Figure dataset records:
···

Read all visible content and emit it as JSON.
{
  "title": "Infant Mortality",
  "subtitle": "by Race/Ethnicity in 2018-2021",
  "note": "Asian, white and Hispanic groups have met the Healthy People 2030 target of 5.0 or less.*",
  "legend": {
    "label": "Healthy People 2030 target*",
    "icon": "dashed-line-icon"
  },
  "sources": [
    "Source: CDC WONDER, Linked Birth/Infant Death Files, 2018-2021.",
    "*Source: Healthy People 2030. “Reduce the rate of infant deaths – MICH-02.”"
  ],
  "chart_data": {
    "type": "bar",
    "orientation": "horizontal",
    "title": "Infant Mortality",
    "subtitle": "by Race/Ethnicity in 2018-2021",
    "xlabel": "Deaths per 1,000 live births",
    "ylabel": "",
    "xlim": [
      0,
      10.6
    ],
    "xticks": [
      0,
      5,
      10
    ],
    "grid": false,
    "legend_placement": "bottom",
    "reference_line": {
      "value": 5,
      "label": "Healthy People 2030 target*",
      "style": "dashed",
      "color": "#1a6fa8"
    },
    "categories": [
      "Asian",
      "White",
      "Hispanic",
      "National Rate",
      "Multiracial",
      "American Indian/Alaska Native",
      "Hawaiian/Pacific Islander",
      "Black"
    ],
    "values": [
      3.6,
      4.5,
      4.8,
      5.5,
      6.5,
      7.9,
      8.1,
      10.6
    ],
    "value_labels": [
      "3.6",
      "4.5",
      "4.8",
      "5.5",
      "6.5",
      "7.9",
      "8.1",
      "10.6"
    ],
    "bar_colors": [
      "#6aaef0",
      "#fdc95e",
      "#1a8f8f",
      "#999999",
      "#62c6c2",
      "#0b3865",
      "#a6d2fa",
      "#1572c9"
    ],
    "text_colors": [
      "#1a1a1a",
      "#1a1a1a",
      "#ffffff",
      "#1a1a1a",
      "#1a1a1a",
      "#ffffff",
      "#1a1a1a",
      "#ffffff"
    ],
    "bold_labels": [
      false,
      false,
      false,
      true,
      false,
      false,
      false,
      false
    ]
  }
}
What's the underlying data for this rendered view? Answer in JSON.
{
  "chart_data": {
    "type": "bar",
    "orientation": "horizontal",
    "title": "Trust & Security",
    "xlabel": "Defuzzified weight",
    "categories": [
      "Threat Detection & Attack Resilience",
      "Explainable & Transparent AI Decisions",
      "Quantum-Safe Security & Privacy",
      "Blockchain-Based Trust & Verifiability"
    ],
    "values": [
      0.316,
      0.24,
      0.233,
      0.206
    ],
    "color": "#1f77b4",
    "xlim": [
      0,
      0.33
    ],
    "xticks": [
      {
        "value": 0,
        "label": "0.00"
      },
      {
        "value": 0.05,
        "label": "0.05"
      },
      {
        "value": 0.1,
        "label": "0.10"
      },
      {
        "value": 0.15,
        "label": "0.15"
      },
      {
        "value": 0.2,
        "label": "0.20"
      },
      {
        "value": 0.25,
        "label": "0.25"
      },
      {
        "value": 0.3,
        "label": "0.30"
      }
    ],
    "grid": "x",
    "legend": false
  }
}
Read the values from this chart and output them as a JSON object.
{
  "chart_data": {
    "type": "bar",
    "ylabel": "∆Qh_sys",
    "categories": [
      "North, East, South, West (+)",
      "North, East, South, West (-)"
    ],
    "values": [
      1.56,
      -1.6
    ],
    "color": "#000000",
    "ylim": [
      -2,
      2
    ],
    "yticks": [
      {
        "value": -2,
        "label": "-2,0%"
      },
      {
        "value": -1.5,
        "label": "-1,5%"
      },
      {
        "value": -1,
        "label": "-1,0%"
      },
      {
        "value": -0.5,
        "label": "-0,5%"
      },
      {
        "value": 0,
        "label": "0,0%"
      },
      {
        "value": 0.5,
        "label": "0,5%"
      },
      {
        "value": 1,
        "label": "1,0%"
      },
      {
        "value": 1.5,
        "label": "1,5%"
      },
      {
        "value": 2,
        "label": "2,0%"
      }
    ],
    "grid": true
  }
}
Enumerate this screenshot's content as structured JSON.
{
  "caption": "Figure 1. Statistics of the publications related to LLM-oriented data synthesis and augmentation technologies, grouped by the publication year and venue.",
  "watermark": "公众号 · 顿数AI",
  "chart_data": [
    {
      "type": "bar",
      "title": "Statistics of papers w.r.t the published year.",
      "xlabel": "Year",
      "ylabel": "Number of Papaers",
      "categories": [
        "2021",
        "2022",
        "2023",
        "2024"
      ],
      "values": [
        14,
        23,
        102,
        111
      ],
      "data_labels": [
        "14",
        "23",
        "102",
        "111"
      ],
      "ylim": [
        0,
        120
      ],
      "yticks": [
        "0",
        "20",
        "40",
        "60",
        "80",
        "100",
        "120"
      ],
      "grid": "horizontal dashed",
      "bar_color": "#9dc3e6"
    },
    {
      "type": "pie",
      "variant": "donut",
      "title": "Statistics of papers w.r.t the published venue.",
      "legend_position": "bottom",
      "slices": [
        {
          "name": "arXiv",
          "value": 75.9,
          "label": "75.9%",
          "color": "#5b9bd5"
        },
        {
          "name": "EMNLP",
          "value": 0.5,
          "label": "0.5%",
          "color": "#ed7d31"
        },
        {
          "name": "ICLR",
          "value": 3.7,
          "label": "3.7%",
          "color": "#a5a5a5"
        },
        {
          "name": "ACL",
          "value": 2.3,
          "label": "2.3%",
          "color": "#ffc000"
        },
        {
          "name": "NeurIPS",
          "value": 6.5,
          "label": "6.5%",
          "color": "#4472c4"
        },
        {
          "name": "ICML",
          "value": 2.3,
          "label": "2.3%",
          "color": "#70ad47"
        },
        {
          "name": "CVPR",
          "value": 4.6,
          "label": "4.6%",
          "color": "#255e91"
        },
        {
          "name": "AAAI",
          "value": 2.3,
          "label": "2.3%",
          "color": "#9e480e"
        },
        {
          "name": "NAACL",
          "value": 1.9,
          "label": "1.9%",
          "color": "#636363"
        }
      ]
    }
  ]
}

···

- _Task instructions_: Each line above must be printed exactly as it appears.

- _Written response_:
Read all visible content and emit it as JSON.
{
  "title": "Infant Mortality",
  "subtitle": "by Race/Ethnicity in 2018-2021",
  "note": "Asian, white and Hispanic groups have met the Healthy People 2030 target of 5.0 or less.*",
  "legend": {
    "label": "Healthy People 2030 target*",
    "icon": "dashed-line-icon"
  },
  "sources": [
    "Source: CDC WONDER, Linked Birth/Infant Death Files, 2018-2021.",
    "*Source: Healthy People 2030. “Reduce the rate of infant deaths – MICH-02.”"
  ],
  "chart_data": {
    "type": "bar",
    "orientation": "horizontal",
    "title": "Infant Mortality",
    "subtitle": "by Race/Ethnicity in 2018-2021",
    "xlabel": "Deaths per 1,000 live births",
    "ylabel": "",
    "xlim": [
      0,
      10.6
    ],
    "xticks": [
      0,
      5,
      10
    ],
    "grid": false,
    "legend_placement": "bottom",
    "reference_line": {
      "value": 5,
      "label": "Healthy People 2030 target*",
      "style": "dashed",
      "color": "#1a6fa8"
    },
    "categories": [
      "Asian",
      "White",
      "Hispanic",
      "National Rate",
      "Multiracial",
      "American Indian/Alaska Native",
      "Hawaiian/Pacific Islander",
      "Black"
    ],
    "values": [
      3.6,
      4.5,
      4.8,
      5.5,
      6.5,
      7.9,
      8.1,
      10.6
    ],
    "value_labels": [
      "3.6",
      "4.5",
      "4.8",
      "5.5",
      "6.5",
      "7.9",
      "8.1",
      "10.6"
    ],
    "bar_colors": [
      "#6aaef0",
      "#fdc95e",
      "#1a8f8f",
      "#999999",
      "#62c6c2",
      "#0b3865",
      "#a6d2fa",
      "#1572c9"
    ],
    "text_colors": [
      "#1a1a1a",
      "#1a1a1a",
      "#ffffff",
      "#1a1a1a",
      "#1a1a1a",
      "#ffffff",
      "#1a1a1a",
      "#ffffff"
    ],
    "bold_labels": [
      false,
      false,
      false,
      true,
      false,
      false,
      false,
      false
    ]
  }
}
What's the underlying data for this rendered view? Answer in JSON.
{
  "chart_data": {
    "type": "bar",
    "orientation": "horizontal",
    "title": "Trust & Security",
    "xlabel": "Defuzzified weight",
    "categories": [
      "Threat Detection & Attack Resilience",
      "Explainable & Transparent AI Decisions",
      "Quantum-Safe Security & Privacy",
      "Blockchain-Based Trust & Verifiability"
    ],
    "values": [
      0.316,
      0.24,
      0.233,
      0.206
    ],
    "color": "#1f77b4",
    "xlim": [
      0,
      0.33
    ],
    "xticks": [
      {
        "value": 0,
        "label": "0.00"
      },
      {
        "value": 0.05,
        "label": "0.05"
      },
      {
        "value": 0.1,
        "label": "0.10"
      },
      {
        "value": 0.15,
        "label": "0.15"
      },
      {
        "value": 0.2,
        "label": "0.20"
      },
      {
        "value": 0.25,
        "label": "0.25"
      },
      {
        "value": 0.3,
        "label": "0.30"
      }
    ],
    "grid": "x",
    "legend": false
  }
}
Read the values from this chart and output them as a JSON object.
{
  "chart_data": {
    "type": "bar",
    "ylabel": "∆Qh_sys",
    "categories": [
      "North, East, South, West (+)",
      "North, East, South, West (-)"
    ],
    "values": [
      1.56,
      -1.6
    ],
    "color": "#000000",
    "ylim": [
      -2,
      2
    ],
    "yticks": [
      {
        "value": -2,
        "label": "-2,0%"
      },
      {
        "value": -1.5,
        "label": "-1,5%"
      },
      {
        "value": -1,
        "label": "-1,0%"
      },
      {
        "value": -0.5,
        "label": "-0,5%"
      },
      {
        "value": 0,
        "label": "0,0%"
      },
      {
        "value": 0.5,
        "label": "0,5%"
      },
      {
        "value": 1,
        "label": "1,0%"
      },
      {
        "value": 1.5,
        "label": "1,5%"
      },
      {
        "value": 2,
        "label": "2,0%"
      }
    ],
    "grid": true
  }
}
Enumerate this screenshot's content as structured JSON.
{
  "caption": "Figure 1. Statistics of the publications related to LLM-oriented data synthesis and augmentation technologies, grouped by the publication year and venue.",
  "watermark": "公众号 · 顿数AI",
  "chart_data": [
    {
      "type": "bar",
      "title": "Statistics of papers w.r.t the published year.",
      "xlabel": "Year",
      "ylabel": "Number of Papaers",
      "categories": [
        "2021",
        "2022",
        "2023",
        "2024"
      ],
      "values": [
        14,
        23,
        102,
        111
      ],
      "data_labels": [
        "14",
        "23",
        "102",
        "111"
      ],
      "ylim": [
        0,
        120
      ],
      "yticks": [
        "0",
        "20",
        "40",
        "60",
        "80",
        "100",
        "120"
      ],
      "grid": "horizontal dashed",
      "bar_color": "#9dc3e6"
    },
    {
      "type": "pie",
      "variant": "donut",
      "title": "Statistics of papers w.r.t the published venue.",
      "legend_position": "bottom",
      "slices": [
        {
          "name": "arXiv",
          "value": 75.9,
          "label": "75.9%",
          "color": "#5b9bd5"
        },
        {
          "name": "EMNLP",
          "value": 0.5,
          "label": "0.5%",
          "color": "#ed7d31"
        },
        {
          "name": "ICLR",
          "value": 3.7,
          "label": "3.7%",
          "color": "#a5a5a5"
        },
        {
          "name": "ACL",
          "value": 2.3,
          "label": "2.3%",
          "color": "#ffc000"
        },
        {
          "name": "NeurIPS",
          "value": 6.5,
          "label": "6.5%",
          "color": "#4472c4"
        },
        {
          "name": "ICML",
          "value": 2.3,
          "label": "2.3%",
          "color": "#70ad47"
        },
        {
          "name": "CVPR",
          "value": 4.6,
          "label": "4.6%",
          "color": "#255e91"
        },
        {
          "name": "AAAI",
          "value": 2.3,
          "label": "2.3%",
          "color": "#9e480e"
        },
        {
          "name": "NAACL",
          "value": 1.9,
          "label": "1.9%",
          "color": "#636363"
        }
      ]
    }
  ]
}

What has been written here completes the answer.